Stated problem >>
Compute how many lines in the entries below contain "reativar", and output nothing but the number.

-------- Raw data

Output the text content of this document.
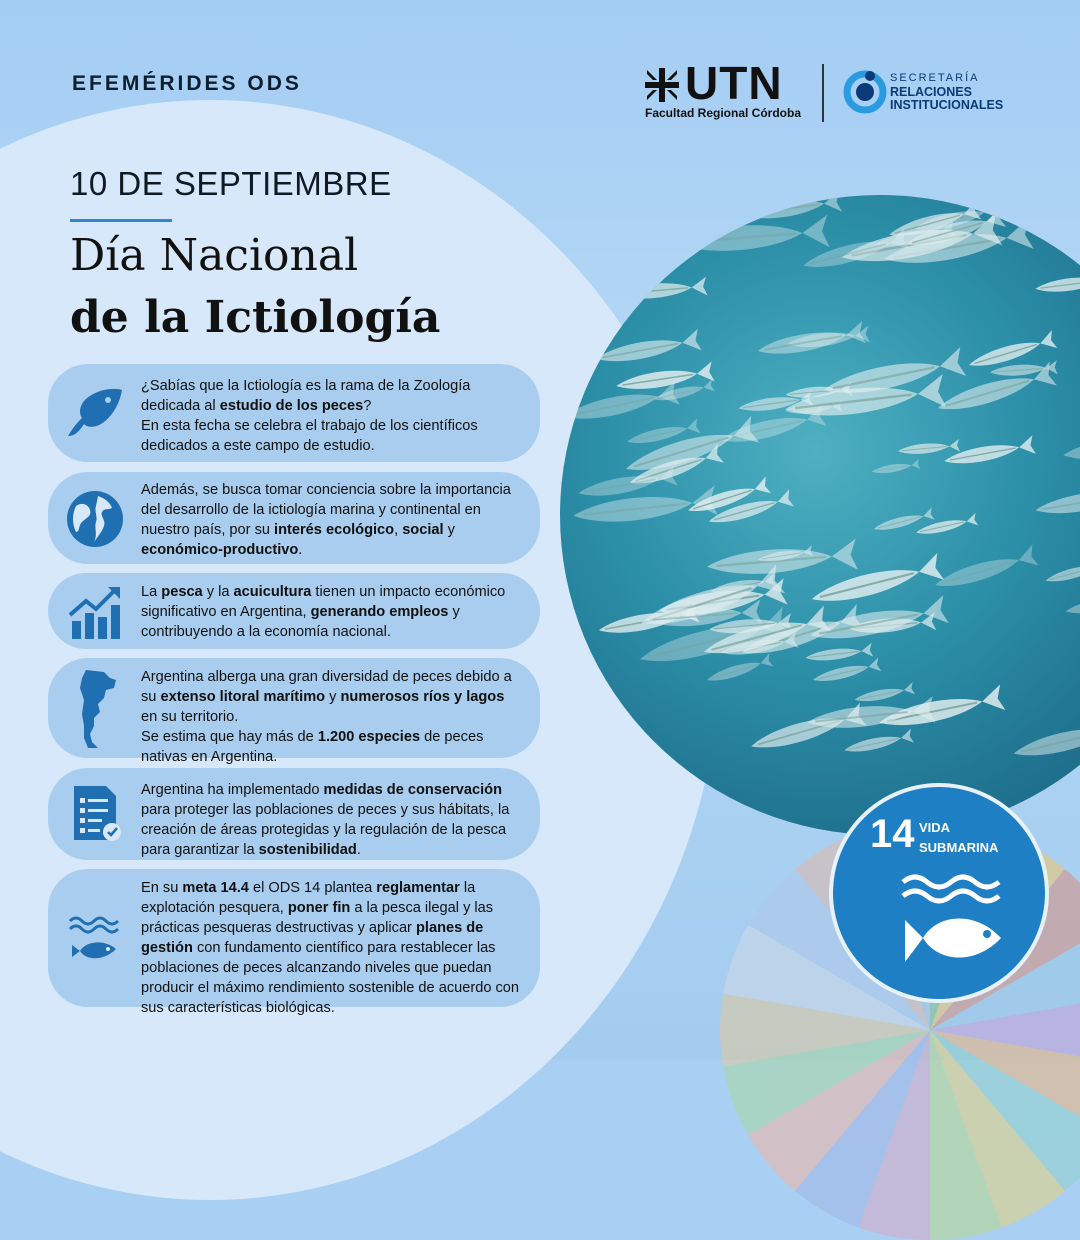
EFEMÉRIDES ODS	UTN
Facultad Regional Córdoba
SECRETARÍA
RELACIONES
INSTITUCIONALES
10 DE SEPTIEMBRE
Día Nacional
de la Ictiología
¿Sabías que la Ictiología es la rama de la Zoología dedicada al estudio de los peces?
En esta fecha se celebra el trabajo de los científicos dedicados a este campo de estudio.
Además, se busca tomar conciencia sobre la importancia del desarrollo de la ictiología marina y continental en nuestro país, por su interés ecológico, social y económico-productivo.
La pesca y la acuicultura tienen un impacto económico significativo en Argentina, generando empleos y contribuyendo a la economía nacional.
Argentina alberga una gran diversidad de peces debido a su extenso litoral marítimo y numerosos ríos y lagos en su territorio.
Se estima que hay más de 1.200 especies de peces nativas en Argentina.
Argentina ha implementado medidas de conservación para proteger las poblaciones de peces y sus hábitats, la creación de áreas protegidas y la regulación de la pesca para garantizar la sostenibilidad.
En su meta 14.4 el ODS 14 plantea reglamentar la explotación pesquera, poner fin a la pesca ilegal y las prácticas pesqueras destructivas y aplicar planes de gestión con fundamento científico para restablecer las poblaciones de peces alcanzando niveles que puedan producir el máximo rendimiento sostenible de acuerdo con sus características biológicas.
14 VIDA
SUBMARINA
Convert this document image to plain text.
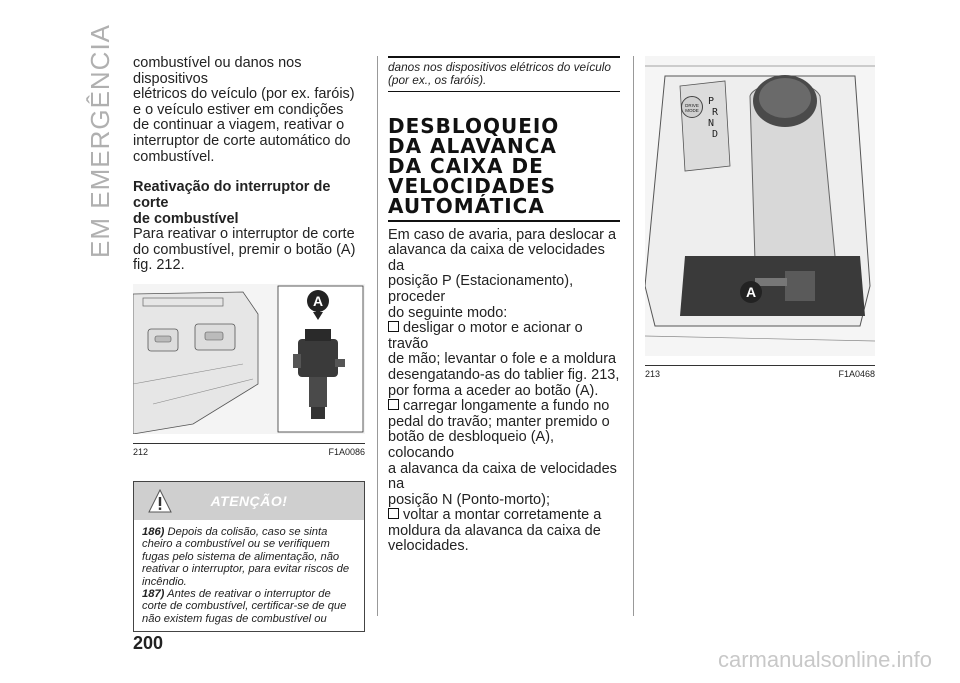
EM EMERGÊNCIA combustível ou danos nos dispositivos
elétricos do veículo (por ex. faróis)
e o veículo estiver em condições
de continuar a viagem, reativar o
interruptor de corte automático do
combustível.

Reativação do interruptor de corte
de combustível

Para reativar o interruptor de corte
do combustível, premir o botão (A)
fig. 212.

A
212	F1A0086
ATENÇÃO!
186) Depois da colisão, caso se sinta
cheiro a combustível ou se verifiquem
fugas pelo sistema de alimentação, não
reativar o interruptor, para evitar riscos de
incêndio.
187) Antes de reativar o interruptor de
corte de combustível, certificar-se de que
não existem fugas de combustível ou
danos nos dispositivos elétricos do veículo
(por ex., os faróis).
DESBLOQUEIO
DA ALAVANCA
DA CAIXA DE
VELOCIDADES
AUTOMÁTICA

Em caso de avaria, para deslocar a
alavanca da caixa de velocidades da
posição P (Estacionamento), proceder
do seguinte modo:

desligar o motor e acionar o travão
de mão; levantar o fole e a moldura
desengatando-as do tablier fig. 213,
por forma a aceder ao botão (A).

carregar longamente a fundo no
pedal do travão; manter premido o
botão de desbloqueio (A), colocando
a alavanca da caixa de velocidades na
posição N (Ponto-morto);

voltar a montar corretamente a
moldura da alavanca da caixa de
velocidades.

DRIVE
MODE
P
R
N
D
A
213	F1A0468
200
carmanualsonline.info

----------------

Response >>
4